■ **WHAT THE TASK REQUIRES**:
Tally how many lines hold the string "Suitable". Your reply should be that number alone.
::: STORED ROWS
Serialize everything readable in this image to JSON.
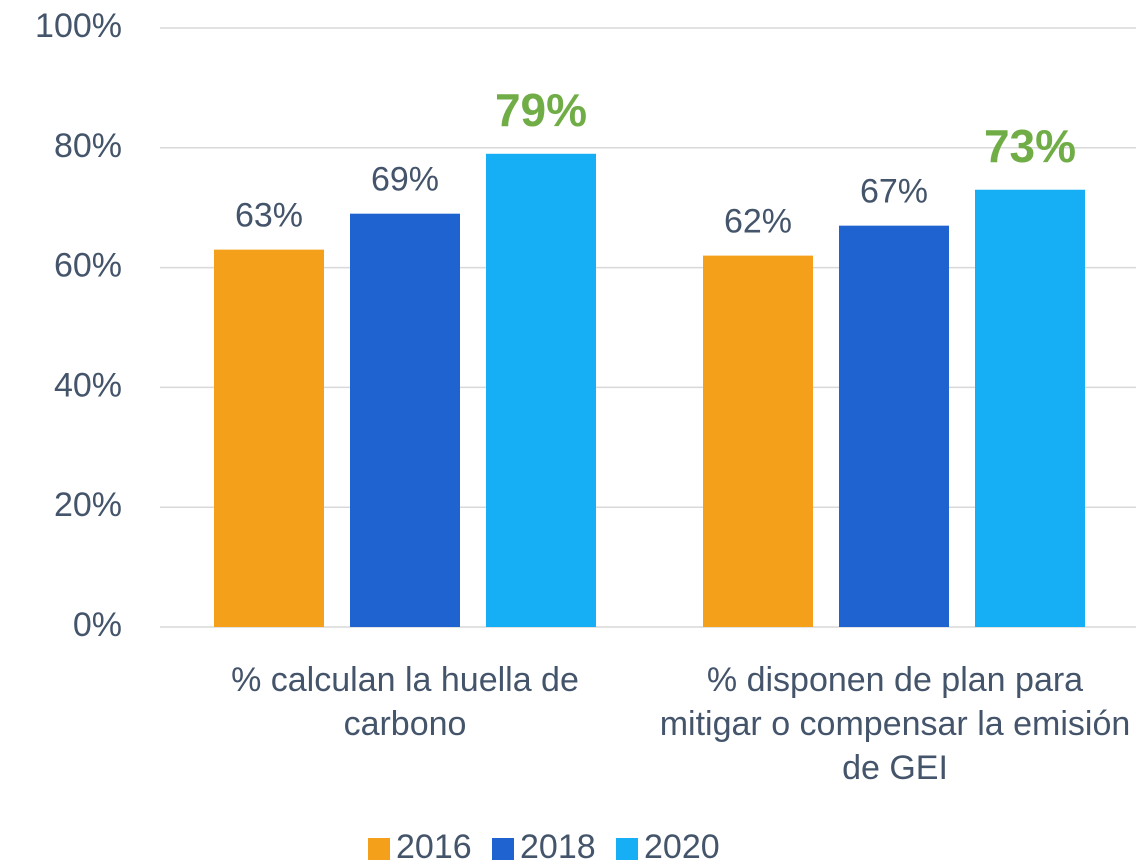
{
  "chart_data": {
    "type": "bar",
    "categories": [
      "% calculan la huella de carbono",
      "% disponen de plan para mitigar o compensar la emisión de GEI"
    ],
    "series": [
      {
        "name": "2016",
        "color": "#f5a01a",
        "values": [
          63,
          62
        ],
        "value_labels": [
          "63%",
          "62%"
        ]
      },
      {
        "name": "2018",
        "color": "#1e63cf",
        "values": [
          69,
          67
        ],
        "value_labels": [
          "69%",
          "67%"
        ]
      },
      {
        "name": "2020",
        "color": "#16aef5",
        "values": [
          79,
          73
        ],
        "value_labels": [
          "79%",
          "73%"
        ],
        "value_label_color": "#70ad47",
        "value_label_bold": true
      }
    ],
    "ylim": [
      0,
      100
    ],
    "yticks": [
      {
        "value": 0,
        "label": "0%"
      },
      {
        "value": 20,
        "label": "20%"
      },
      {
        "value": 40,
        "label": "40%"
      },
      {
        "value": 60,
        "label": "60%"
      },
      {
        "value": 80,
        "label": "80%"
      },
      {
        "value": 100,
        "label": "100%"
      }
    ],
    "grid": true,
    "legend": "bottom"
  }
}
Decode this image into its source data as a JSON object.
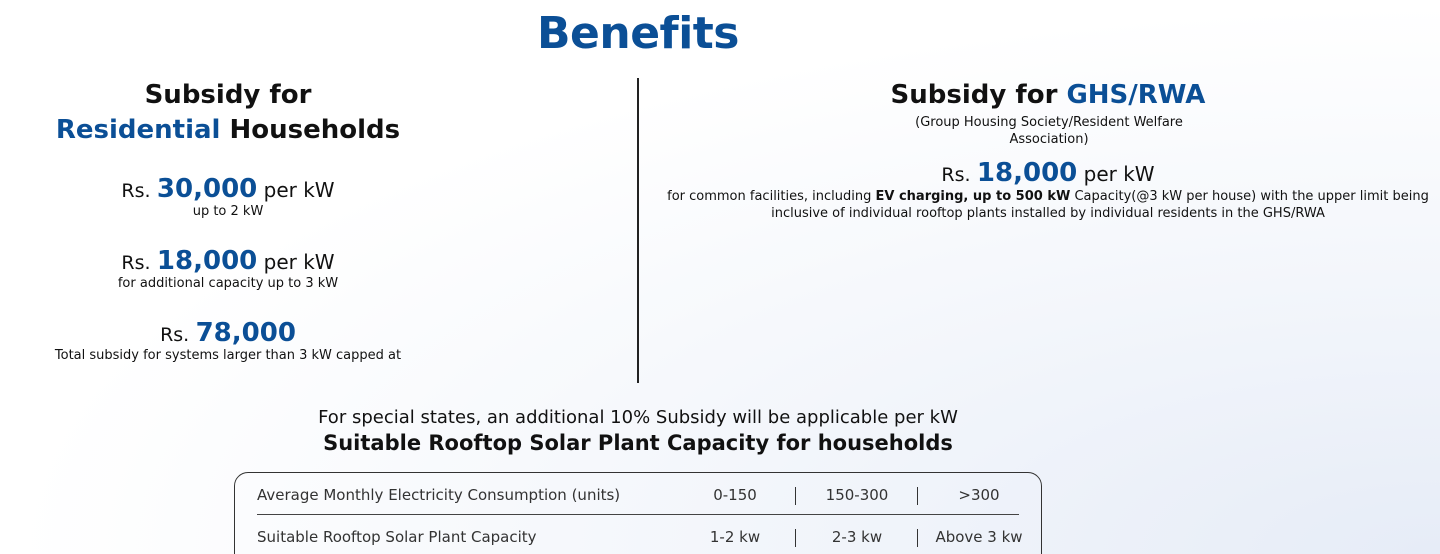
{
  "title": "Benefits",
  "left": {
    "heading_line1": "Subsidy for",
    "heading_blue": "Residential",
    "heading_rest": " Households",
    "items": [
      {
        "rs": "Rs.",
        "amount": "30,000",
        "unit": " per kW",
        "note": "up to 2 kW"
      },
      {
        "rs": "Rs.",
        "amount": "18,000",
        "unit": " per kW",
        "note": "for additional capacity up to 3 kW"
      },
      {
        "rs": "Rs.",
        "amount": "78,000",
        "unit": "",
        "note": "Total subsidy for systems larger than 3 kW capped at"
      }
    ]
  },
  "right": {
    "heading_black": "Subsidy for ",
    "heading_blue": "GHS/RWA",
    "paren": "(Group Housing Society/Resident Welfare Association)",
    "rs": "Rs.",
    "amount": "18,000",
    "unit": " per kW",
    "desc_pre": "for common facilities, including ",
    "desc_bold": "EV charging, up to 500 kW",
    "desc_post": " Capacity(@3 kW per house) with the upper limit being inclusive of individual rooftop plants installed by individual residents in the GHS/RWA"
  },
  "special_note": "For special states, an additional 10% Subsidy will be applicable per kW",
  "suitable_title": "Suitable Rooftop Solar Plant Capacity for households",
  "table": {
    "rows": [
      [
        "Average Monthly Electricity Consumption (units)",
        "0-150",
        "150-300",
        ">300"
      ],
      [
        "Suitable Rooftop Solar Plant Capacity",
        "1-2 kw",
        "2-3 kw",
        "Above 3 kw"
      ]
    ]
  },
  "colors": {
    "accent": "#0b4f96",
    "text": "#111111"
  }
}
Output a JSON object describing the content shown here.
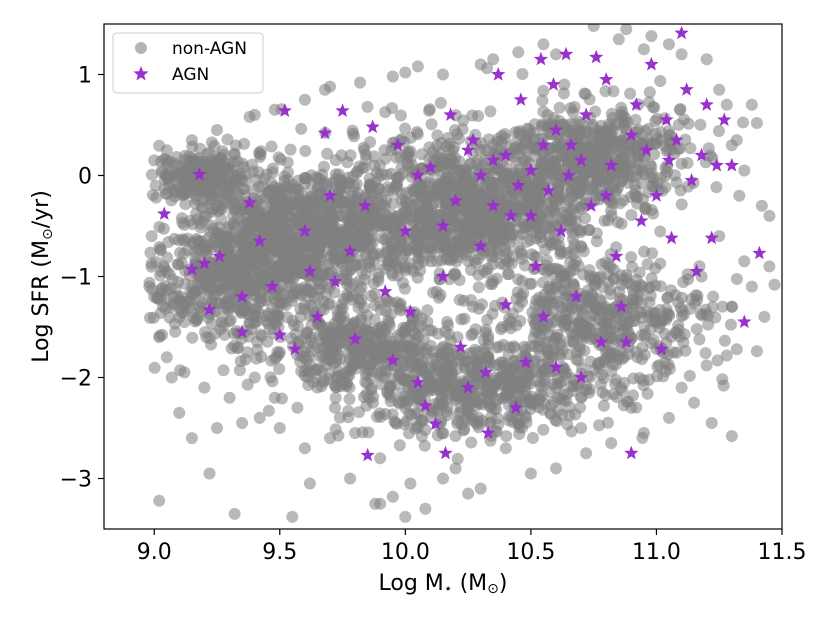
{
  "chart_data": {
    "type": "scatter",
    "title": "",
    "xlabel": {
      "main": "Log M",
      "sub": "⋆",
      "unit": "(M",
      "sun": "⊙",
      "close": ")"
    },
    "ylabel": {
      "main": "Log SFR  (M",
      "sun": "⊙",
      "unit": "/yr)"
    },
    "xlim": [
      8.8,
      11.5
    ],
    "ylim": [
      -3.5,
      1.5
    ],
    "xticks": [
      9.0,
      9.5,
      10.0,
      10.5,
      11.0,
      11.5
    ],
    "xtick_labels": [
      "9.0",
      "9.5",
      "10.0",
      "10.5",
      "11.0",
      "11.5"
    ],
    "yticks": [
      1,
      0,
      -1,
      -2,
      -3
    ],
    "ytick_labels": [
      "1",
      "0",
      "−1",
      "−2",
      "−3"
    ],
    "grid": false,
    "legend": {
      "position": "top-left"
    },
    "colors": {
      "non_agn": "#808080",
      "agn": "#9932cc"
    },
    "series": [
      {
        "name": "non-AGN",
        "marker": "circle",
        "description": "dense grey cloud of galaxies; sampled outline points",
        "points": [
          [
            9.02,
            -3.22
          ],
          [
            9.1,
            -2.35
          ],
          [
            9.22,
            -2.95
          ],
          [
            9.32,
            -3.35
          ],
          [
            9.42,
            -2.4
          ],
          [
            9.55,
            -3.38
          ],
          [
            9.62,
            -3.05
          ],
          [
            9.78,
            -3.0
          ],
          [
            9.88,
            -3.25
          ],
          [
            9.95,
            -3.18
          ],
          [
            10.02,
            -3.05
          ],
          [
            10.15,
            -3.0
          ],
          [
            10.3,
            -3.1
          ],
          [
            10.5,
            -2.95
          ],
          [
            10.6,
            -2.9
          ],
          [
            10.72,
            -2.75
          ],
          [
            10.82,
            -2.65
          ],
          [
            10.95,
            -2.55
          ],
          [
            11.05,
            -2.4
          ],
          [
            11.15,
            -2.25
          ],
          [
            11.22,
            -2.45
          ],
          [
            11.3,
            -2.58
          ],
          [
            11.2,
            -1.88
          ],
          [
            11.32,
            -1.72
          ],
          [
            11.4,
            -1.74
          ],
          [
            11.43,
            -1.4
          ],
          [
            11.38,
            -1.1
          ],
          [
            11.45,
            -0.4
          ],
          [
            11.42,
            -0.3
          ],
          [
            11.35,
            0.05
          ],
          [
            11.32,
            0.35
          ],
          [
            11.28,
            0.7
          ],
          [
            11.4,
            0.52
          ],
          [
            11.38,
            0.7
          ],
          [
            11.2,
            1.15
          ],
          [
            11.05,
            1.3
          ],
          [
            10.98,
            1.38
          ],
          [
            10.88,
            1.45
          ],
          [
            10.75,
            1.48
          ],
          [
            10.55,
            1.3
          ],
          [
            10.35,
            1.15
          ],
          [
            10.15,
            1.0
          ],
          [
            9.95,
            0.98
          ],
          [
            9.82,
            0.92
          ],
          [
            9.68,
            0.85
          ],
          [
            9.6,
            0.75
          ],
          [
            9.48,
            0.65
          ],
          [
            9.38,
            0.58
          ],
          [
            9.25,
            0.45
          ],
          [
            9.15,
            0.35
          ],
          [
            9.05,
            0.25
          ],
          [
            9.0,
            0.15
          ],
          [
            8.99,
            -0.6
          ],
          [
            9.0,
            -1.2
          ],
          [
            9.02,
            -1.6
          ],
          [
            9.05,
            -1.8
          ],
          [
            9.12,
            -1.95
          ],
          [
            9.2,
            -2.1
          ],
          [
            9.3,
            -2.2
          ],
          [
            9.4,
            -2.0
          ],
          [
            9.5,
            -2.5
          ],
          [
            9.6,
            -2.7
          ],
          [
            9.7,
            -2.6
          ],
          [
            10.08,
            -3.3
          ],
          [
            10.25,
            -3.15
          ],
          [
            11.47,
            -1.08
          ],
          [
            11.45,
            -0.9
          ],
          [
            11.35,
            -0.85
          ],
          [
            11.3,
            -1.3
          ],
          [
            11.1,
            -2.1
          ],
          [
            10.9,
            -2.3
          ],
          [
            10.7,
            -2.5
          ],
          [
            10.4,
            -2.7
          ],
          [
            10.2,
            -2.9
          ],
          [
            9.9,
            -2.8
          ],
          [
            9.8,
            -2.55
          ],
          [
            9.72,
            -2.3
          ],
          [
            9.65,
            -2.1
          ],
          [
            9.57,
            -2.3
          ],
          [
            9.48,
            -2.2
          ],
          [
            9.35,
            -2.45
          ],
          [
            9.25,
            -2.5
          ],
          [
            9.15,
            -2.6
          ],
          [
            9.07,
            -2.0
          ],
          [
            9.05,
            -0.95
          ],
          [
            9.12,
            -1.45
          ],
          [
            9.03,
            0.05
          ],
          [
            9.4,
            0.6
          ],
          [
            9.7,
            0.88
          ],
          [
            10.0,
            1.02
          ],
          [
            10.3,
            1.1
          ],
          [
            10.6,
            1.2
          ],
          [
            10.85,
            1.35
          ],
          [
            11.1,
            1.2
          ],
          [
            11.25,
            0.85
          ],
          [
            11.3,
            0.3
          ],
          [
            11.33,
            -0.2
          ],
          [
            11.25,
            -0.6
          ],
          [
            11.18,
            -1.0
          ],
          [
            10.95,
            1.25
          ],
          [
            10.45,
            1.22
          ],
          [
            10.05,
            1.08
          ],
          [
            9.9,
            -3.25
          ],
          [
            10.0,
            -3.38
          ]
        ],
        "dense_regions": [
          {
            "center": [
              9.55,
              -0.6
            ],
            "spread": [
              0.35,
              0.55
            ],
            "count": 900
          },
          {
            "center": [
              10.25,
              -0.35
            ],
            "spread": [
              0.45,
              0.6
            ],
            "count": 1200
          },
          {
            "center": [
              10.3,
              -2.1
            ],
            "spread": [
              0.45,
              0.4
            ],
            "count": 600
          },
          {
            "center": [
              10.75,
              0.2
            ],
            "spread": [
              0.3,
              0.45
            ],
            "count": 500
          },
          {
            "center": [
              9.3,
              -1.1
            ],
            "spread": [
              0.25,
              0.5
            ],
            "count": 400
          },
          {
            "center": [
              10.8,
              -1.4
            ],
            "spread": [
              0.35,
              0.45
            ],
            "count": 450
          },
          {
            "center": [
              9.8,
              -1.7
            ],
            "spread": [
              0.3,
              0.35
            ],
            "count": 350
          },
          {
            "center": [
              9.2,
              0.0
            ],
            "spread": [
              0.15,
              0.2
            ],
            "count": 250
          }
        ]
      },
      {
        "name": "AGN",
        "marker": "star",
        "description": "purple stars, densest near log M 10.2-10.8, log SFR ~0",
        "points": [
          [
            9.04,
            -0.38
          ],
          [
            9.15,
            -0.93
          ],
          [
            9.18,
            0.01
          ],
          [
            9.2,
            -0.87
          ],
          [
            9.22,
            -1.33
          ],
          [
            9.26,
            -0.8
          ],
          [
            9.35,
            -1.2
          ],
          [
            9.35,
            -1.55
          ],
          [
            9.38,
            -0.27
          ],
          [
            9.42,
            -0.65
          ],
          [
            9.47,
            -1.1
          ],
          [
            9.5,
            -1.58
          ],
          [
            9.52,
            0.64
          ],
          [
            9.56,
            -1.72
          ],
          [
            9.6,
            -0.55
          ],
          [
            9.62,
            -0.95
          ],
          [
            9.65,
            -1.4
          ],
          [
            9.68,
            0.42
          ],
          [
            9.7,
            -0.2
          ],
          [
            9.72,
            -1.05
          ],
          [
            9.75,
            0.64
          ],
          [
            9.78,
            -0.75
          ],
          [
            9.8,
            -1.62
          ],
          [
            9.84,
            -0.3
          ],
          [
            9.85,
            -2.77
          ],
          [
            9.87,
            0.48
          ],
          [
            9.92,
            -1.15
          ],
          [
            9.95,
            -1.83
          ],
          [
            9.97,
            0.3
          ],
          [
            10.0,
            -0.55
          ],
          [
            10.02,
            -1.35
          ],
          [
            10.05,
            -2.05
          ],
          [
            10.08,
            -2.28
          ],
          [
            10.1,
            0.08
          ],
          [
            10.12,
            -2.46
          ],
          [
            10.15,
            -1.0
          ],
          [
            10.16,
            -2.75
          ],
          [
            10.18,
            0.6
          ],
          [
            10.2,
            -0.25
          ],
          [
            10.22,
            -1.7
          ],
          [
            10.25,
            -2.1
          ],
          [
            10.27,
            0.35
          ],
          [
            10.3,
            -0.7
          ],
          [
            10.32,
            -1.95
          ],
          [
            10.33,
            -2.55
          ],
          [
            10.35,
            0.15
          ],
          [
            10.37,
            1.0
          ],
          [
            10.4,
            -1.28
          ],
          [
            10.42,
            -0.4
          ],
          [
            10.44,
            -2.3
          ],
          [
            10.46,
            0.75
          ],
          [
            10.48,
            -1.85
          ],
          [
            10.5,
            0.05
          ],
          [
            10.52,
            -0.9
          ],
          [
            10.54,
            1.15
          ],
          [
            10.55,
            -1.4
          ],
          [
            10.57,
            -0.15
          ],
          [
            10.59,
            0.9
          ],
          [
            10.6,
            -1.9
          ],
          [
            10.62,
            -0.55
          ],
          [
            10.64,
            1.2
          ],
          [
            10.66,
            0.3
          ],
          [
            10.68,
            -1.2
          ],
          [
            10.7,
            -2.0
          ],
          [
            10.72,
            0.6
          ],
          [
            10.74,
            -0.3
          ],
          [
            10.76,
            1.17
          ],
          [
            10.78,
            -1.65
          ],
          [
            10.8,
            0.95
          ],
          [
            10.82,
            0.1
          ],
          [
            10.84,
            -0.8
          ],
          [
            10.86,
            -1.3
          ],
          [
            10.88,
            -1.65
          ],
          [
            10.9,
            -2.75
          ],
          [
            10.92,
            0.7
          ],
          [
            10.94,
            -0.45
          ],
          [
            10.96,
            0.25
          ],
          [
            10.98,
            1.1
          ],
          [
            11.0,
            -0.2
          ],
          [
            11.02,
            -1.72
          ],
          [
            11.04,
            0.55
          ],
          [
            11.06,
            -0.62
          ],
          [
            11.08,
            0.35
          ],
          [
            11.1,
            1.41
          ],
          [
            11.12,
            0.85
          ],
          [
            11.14,
            -0.05
          ],
          [
            11.16,
            -0.95
          ],
          [
            11.18,
            0.2
          ],
          [
            11.2,
            0.7
          ],
          [
            11.22,
            -0.62
          ],
          [
            11.24,
            0.1
          ],
          [
            11.27,
            0.55
          ],
          [
            11.3,
            0.1
          ],
          [
            11.35,
            -1.45
          ],
          [
            11.41,
            -0.77
          ],
          [
            10.3,
            0.0
          ],
          [
            10.4,
            0.2
          ],
          [
            10.45,
            -0.1
          ],
          [
            10.55,
            0.3
          ],
          [
            10.65,
            0.0
          ],
          [
            10.35,
            -0.3
          ],
          [
            10.6,
            0.45
          ],
          [
            10.7,
            0.15
          ],
          [
            10.25,
            0.25
          ],
          [
            10.5,
            -0.4
          ],
          [
            10.15,
            -0.5
          ],
          [
            10.05,
            0.0
          ],
          [
            10.9,
            0.4
          ],
          [
            11.05,
            0.15
          ],
          [
            10.8,
            -0.2
          ]
        ]
      }
    ]
  }
}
::::::
■ **SOLUTION FOR THIS EXERCISE**:
2